Instruction: Repeat the material below exactly, with no pictures.

Dataset:
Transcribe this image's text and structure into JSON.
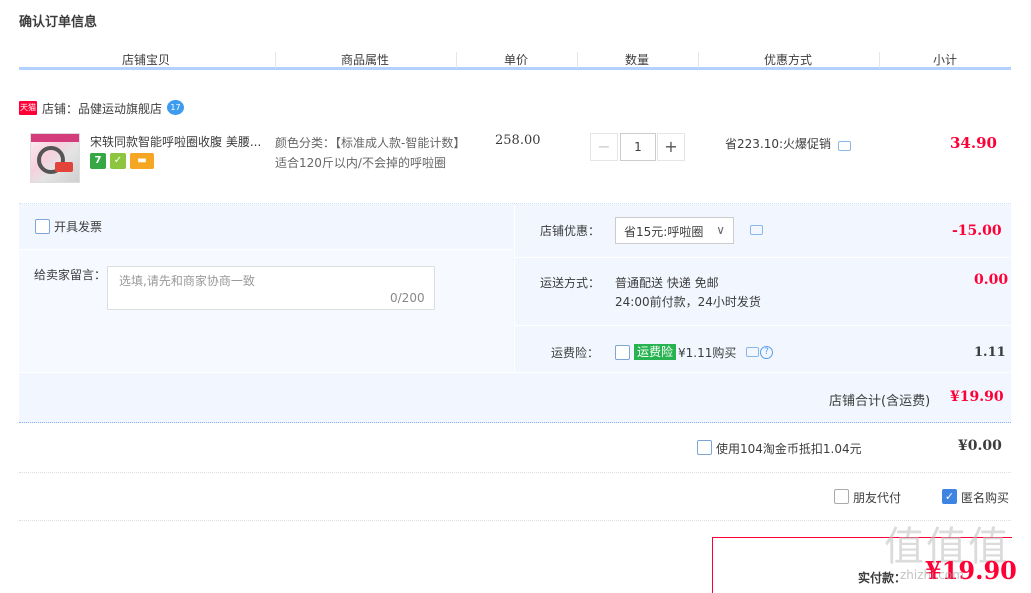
{
  "page_title": "确认订单信息",
  "columns": [
    "店铺宝贝",
    "商品属性",
    "单价",
    "数量",
    "优惠方式",
    "小计"
  ],
  "shop": {
    "badge": "天猫",
    "name": "店铺：品健运动旗舰店",
    "chat_badge": "17"
  },
  "item": {
    "title": "宋轶同款智能呼啦圈收腹 美腰...",
    "badges": [
      {
        "icon": "seven-day-return-icon",
        "text": "7",
        "color": "#35a844"
      },
      {
        "icon": "guarantee-icon",
        "text": "✓",
        "color": "#8cc63f"
      },
      {
        "icon": "card-payment-icon",
        "text": "▬",
        "color": "#f5a623"
      }
    ],
    "property": "颜色分类：【标准成人款-智能计数】适合120斤以内/不会掉的呼啦圈",
    "unit_price": "258.00",
    "quantity": "1",
    "promotion": "省223.10:火爆促销",
    "subtotal": "34.90"
  },
  "invoice": {
    "label": "开具发票"
  },
  "note": {
    "label": "给卖家留言：",
    "placeholder": "选填,请先和商家协商一致",
    "counter": "0/200"
  },
  "shop_discount": {
    "label": "店铺优惠：",
    "selected": "省15元:呼啦圈",
    "value": "-15.00"
  },
  "shipping": {
    "label": "运送方式：",
    "method": "普通配送 快递 免邮",
    "desc": "24:00前付款，24小时发货",
    "value": "0.00"
  },
  "insurance": {
    "label": "运费险：",
    "tag": "运费险",
    "price_text": "¥1.11购买",
    "value": "1.11"
  },
  "shop_total": {
    "label": "店铺合计(含运费)",
    "value": "¥19.90"
  },
  "coins": {
    "label": "使用104淘金币抵扣1.04元",
    "value": "¥0.00"
  },
  "options": {
    "friend_pay": "朋友代付",
    "anonymous": "匿名购买"
  },
  "final": {
    "label": "实付款：",
    "value": "¥19.90"
  },
  "watermark": {
    "big": "值值值",
    "small": "zhizhi.com"
  },
  "colors": {
    "price_red": "#ff0036",
    "header_line": "#b2d1ff",
    "panel_bg": "#f2f7ff",
    "insurance_green": "#27b34f",
    "check_blue": "#3e84e2"
  }
}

Response for this exercise:
Transcribe this image's text and structure into JSON.
{
  "page_title": "确认订单信息",
  "columns": [
    "店铺宝贝",
    "商品属性",
    "单价",
    "数量",
    "优惠方式",
    "小计"
  ],
  "shop": {
    "badge": "天猫",
    "name": "店铺：品健运动旗舰店",
    "chat_badge": "17"
  },
  "item": {
    "title": "宋轶同款智能呼啦圈收腹 美腰...",
    "badges": [
      {
        "icon": "seven-day-return-icon",
        "text": "7",
        "color": "#35a844"
      },
      {
        "icon": "guarantee-icon",
        "text": "✓",
        "color": "#8cc63f"
      },
      {
        "icon": "card-payment-icon",
        "text": "▬",
        "color": "#f5a623"
      }
    ],
    "property": "颜色分类：【标准成人款-智能计数】适合120斤以内/不会掉的呼啦圈",
    "unit_price": "258.00",
    "quantity": "1",
    "promotion": "省223.10:火爆促销",
    "subtotal": "34.90"
  },
  "invoice": {
    "label": "开具发票"
  },
  "note": {
    "label": "给卖家留言：",
    "placeholder": "选填,请先和商家协商一致",
    "counter": "0/200"
  },
  "shop_discount": {
    "label": "店铺优惠：",
    "selected": "省15元:呼啦圈",
    "value": "-15.00"
  },
  "shipping": {
    "label": "运送方式：",
    "method": "普通配送 快递 免邮",
    "desc": "24:00前付款，24小时发货",
    "value": "0.00"
  },
  "insurance": {
    "label": "运费险：",
    "tag": "运费险",
    "price_text": "¥1.11购买",
    "value": "1.11"
  },
  "shop_total": {
    "label": "店铺合计(含运费)",
    "value": "¥19.90"
  },
  "coins": {
    "label": "使用104淘金币抵扣1.04元",
    "value": "¥0.00"
  },
  "options": {
    "friend_pay": "朋友代付",
    "anonymous": "匿名购买"
  },
  "final": {
    "label": "实付款：",
    "value": "¥19.90"
  },
  "watermark": {
    "big": "值值值",
    "small": "zhizhi.com"
  },
  "colors": {
    "price_red": "#ff0036",
    "header_line": "#b2d1ff",
    "panel_bg": "#f2f7ff",
    "insurance_green": "#27b34f",
    "check_blue": "#3e84e2"
  }
}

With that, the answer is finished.